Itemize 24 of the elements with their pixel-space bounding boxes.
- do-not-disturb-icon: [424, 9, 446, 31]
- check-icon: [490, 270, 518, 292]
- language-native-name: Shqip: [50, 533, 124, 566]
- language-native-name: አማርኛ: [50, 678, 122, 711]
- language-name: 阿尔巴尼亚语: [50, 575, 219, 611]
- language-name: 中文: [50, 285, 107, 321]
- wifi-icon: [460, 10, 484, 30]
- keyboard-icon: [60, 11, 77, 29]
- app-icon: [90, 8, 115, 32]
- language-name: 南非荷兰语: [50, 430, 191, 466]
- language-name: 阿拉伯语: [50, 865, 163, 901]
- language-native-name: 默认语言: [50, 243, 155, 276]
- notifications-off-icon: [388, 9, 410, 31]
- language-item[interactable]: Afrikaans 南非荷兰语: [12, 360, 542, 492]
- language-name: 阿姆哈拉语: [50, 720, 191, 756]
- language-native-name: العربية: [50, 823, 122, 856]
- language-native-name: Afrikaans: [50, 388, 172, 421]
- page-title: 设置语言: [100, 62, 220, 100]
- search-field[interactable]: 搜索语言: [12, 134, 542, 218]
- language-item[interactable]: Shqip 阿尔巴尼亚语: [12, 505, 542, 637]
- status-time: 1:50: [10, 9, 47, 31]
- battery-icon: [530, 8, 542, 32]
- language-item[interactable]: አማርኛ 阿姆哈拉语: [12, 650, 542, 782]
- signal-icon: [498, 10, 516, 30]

What to do
Copy out every line of the listing above without changing anything.

Right answer
Itemize 24 of the elements with their pixel-space bounding boxes.
- do-not-disturb-icon: [424, 9, 446, 31]
- check-icon: [490, 270, 518, 292]
- language-native-name: Shqip: [50, 533, 124, 566]
- language-native-name: አማርኛ: [50, 678, 122, 711]
- language-name: 阿尔巴尼亚语: [50, 575, 219, 611]
- language-name: 中文: [50, 285, 107, 321]
- wifi-icon: [460, 10, 484, 30]
- keyboard-icon: [60, 11, 77, 29]
- app-icon: [90, 8, 115, 32]
- language-name: 南非荷兰语: [50, 430, 191, 466]
- language-name: 阿拉伯语: [50, 865, 163, 901]
- language-native-name: 默认语言: [50, 243, 155, 276]
- notifications-off-icon: [388, 9, 410, 31]
- language-item[interactable]: Afrikaans 南非荷兰语: [12, 360, 542, 492]
- language-name: 阿姆哈拉语: [50, 720, 191, 756]
- language-native-name: العربية: [50, 823, 122, 856]
- language-native-name: Afrikaans: [50, 388, 172, 421]
- page-title: 设置语言: [100, 62, 220, 100]
- search-field[interactable]: 搜索语言: [12, 134, 542, 218]
- language-item[interactable]: Shqip 阿尔巴尼亚语: [12, 505, 542, 637]
- status-time: 1:50: [10, 9, 47, 31]
- battery-icon: [530, 8, 542, 32]
- language-item[interactable]: አማርኛ 阿姆哈拉语: [12, 650, 542, 782]
- signal-icon: [498, 10, 516, 30]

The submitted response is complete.